------ Records to process ------

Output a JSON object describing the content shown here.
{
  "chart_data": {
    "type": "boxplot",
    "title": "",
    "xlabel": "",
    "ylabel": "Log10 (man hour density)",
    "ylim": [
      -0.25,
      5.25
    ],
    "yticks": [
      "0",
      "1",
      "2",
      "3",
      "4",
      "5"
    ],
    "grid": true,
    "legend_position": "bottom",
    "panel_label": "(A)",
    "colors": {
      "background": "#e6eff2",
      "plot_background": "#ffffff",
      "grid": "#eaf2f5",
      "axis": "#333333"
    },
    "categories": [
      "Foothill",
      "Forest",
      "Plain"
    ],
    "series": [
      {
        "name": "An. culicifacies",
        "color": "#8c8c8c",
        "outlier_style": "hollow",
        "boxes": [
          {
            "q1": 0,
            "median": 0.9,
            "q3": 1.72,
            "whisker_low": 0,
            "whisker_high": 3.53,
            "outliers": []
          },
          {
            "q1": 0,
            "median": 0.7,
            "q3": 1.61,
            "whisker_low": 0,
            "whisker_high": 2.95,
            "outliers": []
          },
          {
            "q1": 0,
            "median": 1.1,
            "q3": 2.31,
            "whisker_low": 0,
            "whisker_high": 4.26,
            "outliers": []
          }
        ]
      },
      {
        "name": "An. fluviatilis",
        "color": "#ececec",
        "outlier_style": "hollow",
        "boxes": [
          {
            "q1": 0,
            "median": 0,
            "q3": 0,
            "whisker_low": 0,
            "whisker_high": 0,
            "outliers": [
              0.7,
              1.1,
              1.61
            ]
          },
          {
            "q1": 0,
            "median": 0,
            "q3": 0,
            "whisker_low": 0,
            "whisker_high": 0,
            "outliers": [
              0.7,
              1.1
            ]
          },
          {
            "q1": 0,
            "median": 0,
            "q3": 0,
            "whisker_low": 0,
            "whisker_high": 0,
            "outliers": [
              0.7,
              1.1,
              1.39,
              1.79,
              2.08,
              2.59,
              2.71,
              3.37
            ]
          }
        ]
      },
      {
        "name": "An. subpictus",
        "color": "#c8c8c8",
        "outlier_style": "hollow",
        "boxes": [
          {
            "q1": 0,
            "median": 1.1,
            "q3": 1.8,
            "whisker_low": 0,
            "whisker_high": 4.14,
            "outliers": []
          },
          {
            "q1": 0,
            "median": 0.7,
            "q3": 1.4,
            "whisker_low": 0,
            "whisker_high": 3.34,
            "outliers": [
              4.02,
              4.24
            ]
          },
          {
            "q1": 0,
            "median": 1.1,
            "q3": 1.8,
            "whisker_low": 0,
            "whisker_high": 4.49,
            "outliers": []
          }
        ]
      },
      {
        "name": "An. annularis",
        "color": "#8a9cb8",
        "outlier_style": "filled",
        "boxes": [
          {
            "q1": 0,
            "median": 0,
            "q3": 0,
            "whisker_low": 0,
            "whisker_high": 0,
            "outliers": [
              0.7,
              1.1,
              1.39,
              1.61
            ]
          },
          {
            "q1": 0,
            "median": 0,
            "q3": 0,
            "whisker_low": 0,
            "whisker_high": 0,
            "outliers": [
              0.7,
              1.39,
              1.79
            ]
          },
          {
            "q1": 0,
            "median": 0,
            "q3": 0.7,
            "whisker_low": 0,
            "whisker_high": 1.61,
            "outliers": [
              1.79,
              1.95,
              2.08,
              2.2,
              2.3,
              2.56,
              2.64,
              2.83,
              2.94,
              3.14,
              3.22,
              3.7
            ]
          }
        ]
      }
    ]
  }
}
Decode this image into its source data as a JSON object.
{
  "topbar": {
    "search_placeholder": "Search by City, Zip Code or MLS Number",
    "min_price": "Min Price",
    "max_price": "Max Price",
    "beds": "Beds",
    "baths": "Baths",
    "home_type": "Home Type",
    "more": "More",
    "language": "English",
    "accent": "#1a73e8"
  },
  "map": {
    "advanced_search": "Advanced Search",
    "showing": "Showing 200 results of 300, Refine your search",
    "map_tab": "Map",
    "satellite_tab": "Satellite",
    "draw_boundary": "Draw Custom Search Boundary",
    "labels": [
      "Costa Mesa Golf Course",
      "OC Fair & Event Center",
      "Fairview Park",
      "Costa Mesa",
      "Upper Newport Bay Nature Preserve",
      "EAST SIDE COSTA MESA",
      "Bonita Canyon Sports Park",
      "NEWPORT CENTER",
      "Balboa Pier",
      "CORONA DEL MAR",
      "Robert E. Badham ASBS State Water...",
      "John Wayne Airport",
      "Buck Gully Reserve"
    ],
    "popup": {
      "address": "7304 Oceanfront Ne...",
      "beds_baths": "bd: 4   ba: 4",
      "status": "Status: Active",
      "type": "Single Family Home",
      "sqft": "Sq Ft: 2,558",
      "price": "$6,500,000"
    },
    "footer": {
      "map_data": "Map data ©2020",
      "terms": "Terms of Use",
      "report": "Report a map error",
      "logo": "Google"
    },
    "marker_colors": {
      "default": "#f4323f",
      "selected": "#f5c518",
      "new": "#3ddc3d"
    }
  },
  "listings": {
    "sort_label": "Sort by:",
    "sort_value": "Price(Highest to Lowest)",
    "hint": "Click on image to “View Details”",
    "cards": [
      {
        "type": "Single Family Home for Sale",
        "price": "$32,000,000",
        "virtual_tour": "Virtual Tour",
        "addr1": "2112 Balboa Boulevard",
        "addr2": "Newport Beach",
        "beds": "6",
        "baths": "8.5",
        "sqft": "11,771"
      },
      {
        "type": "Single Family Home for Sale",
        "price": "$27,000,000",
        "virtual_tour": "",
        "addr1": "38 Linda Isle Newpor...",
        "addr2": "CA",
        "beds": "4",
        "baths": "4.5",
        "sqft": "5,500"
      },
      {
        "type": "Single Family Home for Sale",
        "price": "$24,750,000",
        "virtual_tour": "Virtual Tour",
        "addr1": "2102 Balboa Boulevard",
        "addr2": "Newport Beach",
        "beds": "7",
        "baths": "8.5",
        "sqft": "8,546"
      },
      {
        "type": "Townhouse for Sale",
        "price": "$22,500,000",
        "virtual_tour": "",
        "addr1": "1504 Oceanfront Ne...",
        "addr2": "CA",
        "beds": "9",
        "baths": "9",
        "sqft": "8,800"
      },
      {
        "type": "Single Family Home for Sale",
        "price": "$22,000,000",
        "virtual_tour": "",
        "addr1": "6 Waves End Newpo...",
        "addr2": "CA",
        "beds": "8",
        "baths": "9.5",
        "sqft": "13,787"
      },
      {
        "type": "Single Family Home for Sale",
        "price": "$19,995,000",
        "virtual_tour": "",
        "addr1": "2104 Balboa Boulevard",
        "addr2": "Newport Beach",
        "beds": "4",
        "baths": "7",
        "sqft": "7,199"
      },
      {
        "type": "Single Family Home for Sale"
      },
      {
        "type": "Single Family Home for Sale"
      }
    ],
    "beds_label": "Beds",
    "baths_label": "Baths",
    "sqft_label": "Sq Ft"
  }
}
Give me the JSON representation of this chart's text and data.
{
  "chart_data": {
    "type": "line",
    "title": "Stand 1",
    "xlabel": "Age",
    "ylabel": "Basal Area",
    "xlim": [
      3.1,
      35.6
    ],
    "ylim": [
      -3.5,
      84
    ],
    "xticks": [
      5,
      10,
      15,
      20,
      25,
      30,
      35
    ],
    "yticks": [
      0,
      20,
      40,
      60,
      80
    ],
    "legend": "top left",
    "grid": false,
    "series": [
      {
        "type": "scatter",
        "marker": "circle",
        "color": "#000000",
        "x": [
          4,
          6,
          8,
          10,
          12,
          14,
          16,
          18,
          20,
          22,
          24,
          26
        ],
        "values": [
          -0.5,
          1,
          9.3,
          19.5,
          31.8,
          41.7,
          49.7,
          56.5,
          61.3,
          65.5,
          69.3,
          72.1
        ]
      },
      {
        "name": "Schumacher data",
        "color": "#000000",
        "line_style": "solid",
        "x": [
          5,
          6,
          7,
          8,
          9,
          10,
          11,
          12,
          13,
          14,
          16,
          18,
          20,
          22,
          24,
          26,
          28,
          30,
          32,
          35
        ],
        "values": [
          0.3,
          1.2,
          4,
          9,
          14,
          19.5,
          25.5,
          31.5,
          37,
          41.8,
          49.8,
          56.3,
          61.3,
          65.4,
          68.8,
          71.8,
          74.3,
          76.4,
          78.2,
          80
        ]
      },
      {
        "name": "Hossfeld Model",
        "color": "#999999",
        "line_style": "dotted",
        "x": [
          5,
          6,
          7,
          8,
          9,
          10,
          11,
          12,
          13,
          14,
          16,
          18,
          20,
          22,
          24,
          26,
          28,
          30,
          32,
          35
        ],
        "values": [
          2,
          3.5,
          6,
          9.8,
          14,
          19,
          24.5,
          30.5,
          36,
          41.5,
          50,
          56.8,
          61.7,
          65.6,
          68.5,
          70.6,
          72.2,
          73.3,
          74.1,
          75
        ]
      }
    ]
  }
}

------

* _To be done_: Select, from the listing, all lines that include the word "Boulevard".

* _Exercise result_:
        "addr1": "2112 Balboa Boulevard",
        "addr1": "2102 Balboa Boulevard",
        "addr1": "2104 Balboa Boulevard",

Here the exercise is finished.